Exercise material:
======

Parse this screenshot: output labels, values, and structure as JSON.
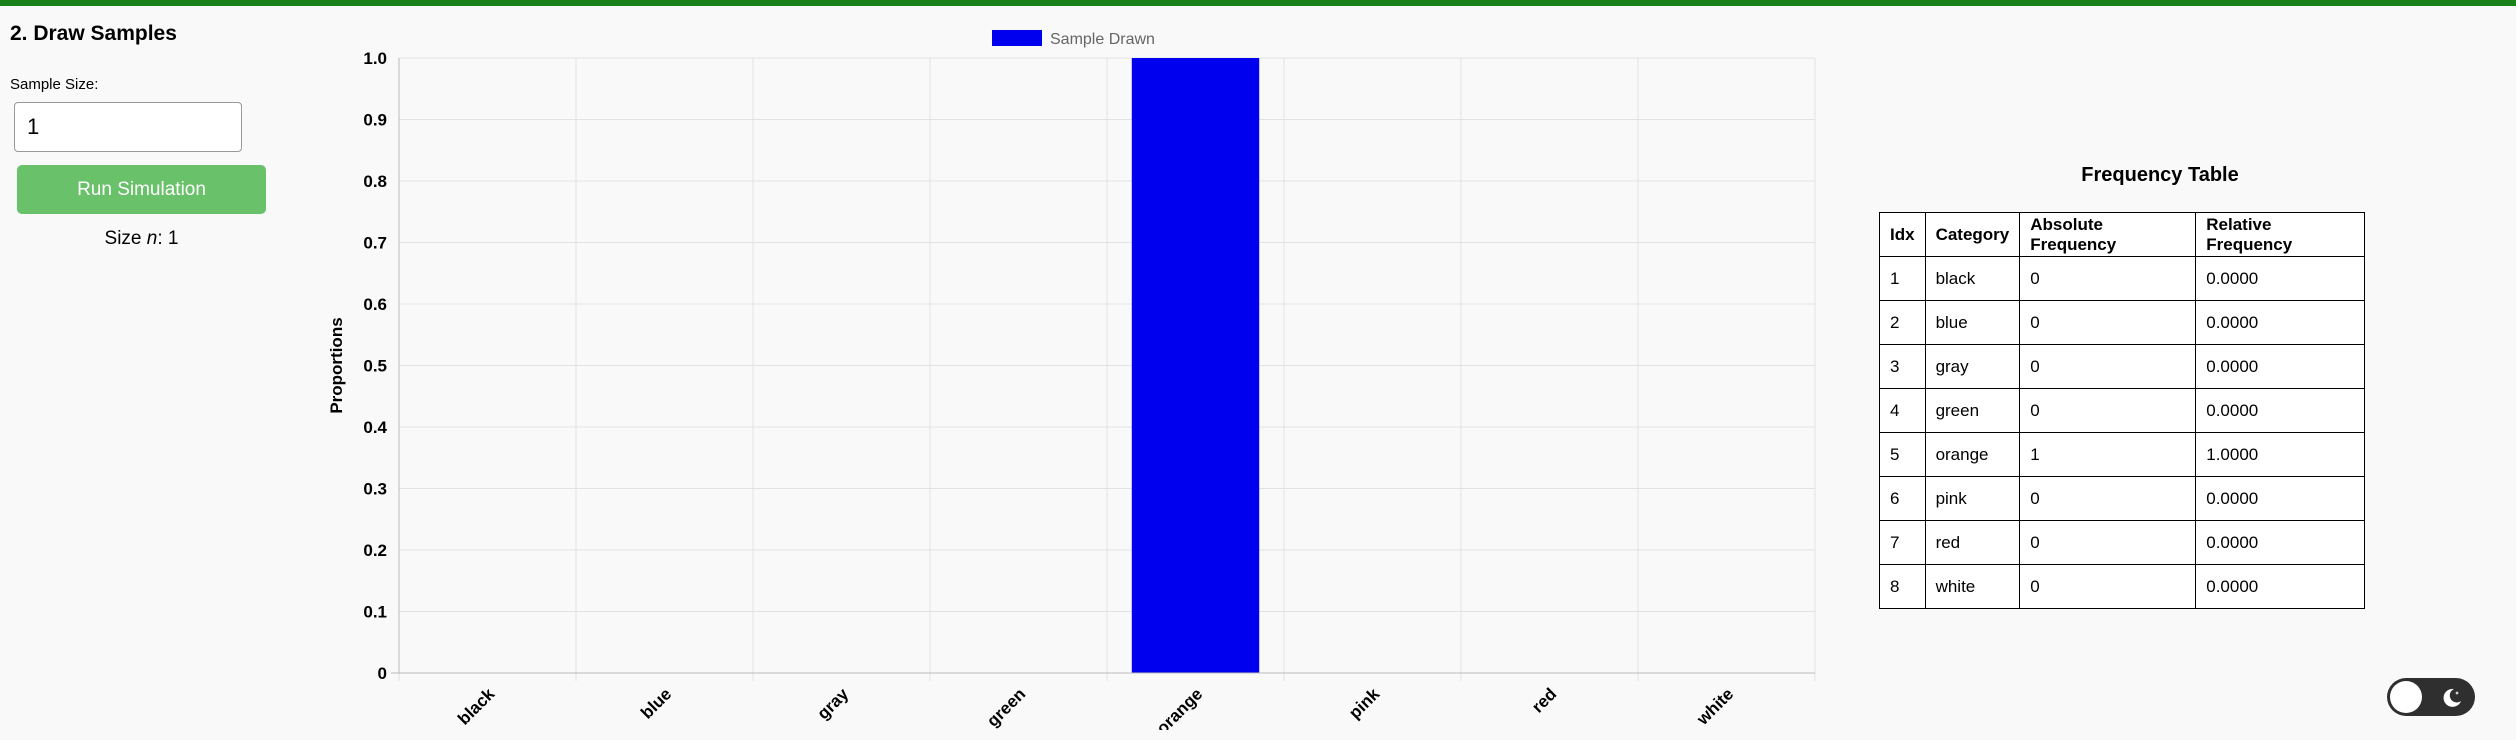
{
  "section": {
    "title": "2. Draw Samples"
  },
  "controls": {
    "sample_size_label": "Sample Size:",
    "sample_size_value": "1",
    "run_button_label": "Run Simulation",
    "size_prefix": "Size ",
    "size_var": "n",
    "size_suffix": ": 1"
  },
  "chart_data": {
    "type": "bar",
    "categories": [
      "black",
      "blue",
      "gray",
      "green",
      "orange",
      "pink",
      "red",
      "white"
    ],
    "series": [
      {
        "name": "Sample Drawn",
        "color": "#0000ee",
        "values": [
          0,
          0,
          0,
          0,
          1,
          0,
          0,
          0
        ]
      }
    ],
    "ylabel": "Proportions",
    "ylim": [
      0,
      1
    ],
    "yticks": [
      "0",
      "0.1",
      "0.2",
      "0.3",
      "0.4",
      "0.5",
      "0.6",
      "0.7",
      "0.8",
      "0.9",
      "1.0"
    ],
    "grid": true,
    "legend": "top-center"
  },
  "frequency_table": {
    "title": "Frequency Table",
    "headers": [
      "Idx",
      "Category",
      "Absolute Frequency",
      "Relative Frequency"
    ],
    "rows": [
      [
        "1",
        "black",
        "0",
        "0.0000"
      ],
      [
        "2",
        "blue",
        "0",
        "0.0000"
      ],
      [
        "3",
        "gray",
        "0",
        "0.0000"
      ],
      [
        "4",
        "green",
        "0",
        "0.0000"
      ],
      [
        "5",
        "orange",
        "1",
        "1.0000"
      ],
      [
        "6",
        "pink",
        "0",
        "0.0000"
      ],
      [
        "7",
        "red",
        "0",
        "0.0000"
      ],
      [
        "8",
        "white",
        "0",
        "0.0000"
      ]
    ]
  },
  "theme": {
    "accent": "#178217",
    "button": "#69c16a",
    "toggle_icon": "moon-icon"
  }
}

======

Your objective:
Repeat the listing above exactly, with no pictures.

Reply:
Parse this screenshot: output labels, values, and structure as JSON.
{
  "section": {
    "title": "2. Draw Samples"
  },
  "controls": {
    "sample_size_label": "Sample Size:",
    "sample_size_value": "1",
    "run_button_label": "Run Simulation",
    "size_prefix": "Size ",
    "size_var": "n",
    "size_suffix": ": 1"
  },
  "chart_data": {
    "type": "bar",
    "categories": [
      "black",
      "blue",
      "gray",
      "green",
      "orange",
      "pink",
      "red",
      "white"
    ],
    "series": [
      {
        "name": "Sample Drawn",
        "color": "#0000ee",
        "values": [
          0,
          0,
          0,
          0,
          1,
          0,
          0,
          0
        ]
      }
    ],
    "ylabel": "Proportions",
    "ylim": [
      0,
      1
    ],
    "yticks": [
      "0",
      "0.1",
      "0.2",
      "0.3",
      "0.4",
      "0.5",
      "0.6",
      "0.7",
      "0.8",
      "0.9",
      "1.0"
    ],
    "grid": true,
    "legend": "top-center"
  },
  "frequency_table": {
    "title": "Frequency Table",
    "headers": [
      "Idx",
      "Category",
      "Absolute Frequency",
      "Relative Frequency"
    ],
    "rows": [
      [
        "1",
        "black",
        "0",
        "0.0000"
      ],
      [
        "2",
        "blue",
        "0",
        "0.0000"
      ],
      [
        "3",
        "gray",
        "0",
        "0.0000"
      ],
      [
        "4",
        "green",
        "0",
        "0.0000"
      ],
      [
        "5",
        "orange",
        "1",
        "1.0000"
      ],
      [
        "6",
        "pink",
        "0",
        "0.0000"
      ],
      [
        "7",
        "red",
        "0",
        "0.0000"
      ],
      [
        "8",
        "white",
        "0",
        "0.0000"
      ]
    ]
  },
  "theme": {
    "accent": "#178217",
    "button": "#69c16a",
    "toggle_icon": "moon-icon"
  }
}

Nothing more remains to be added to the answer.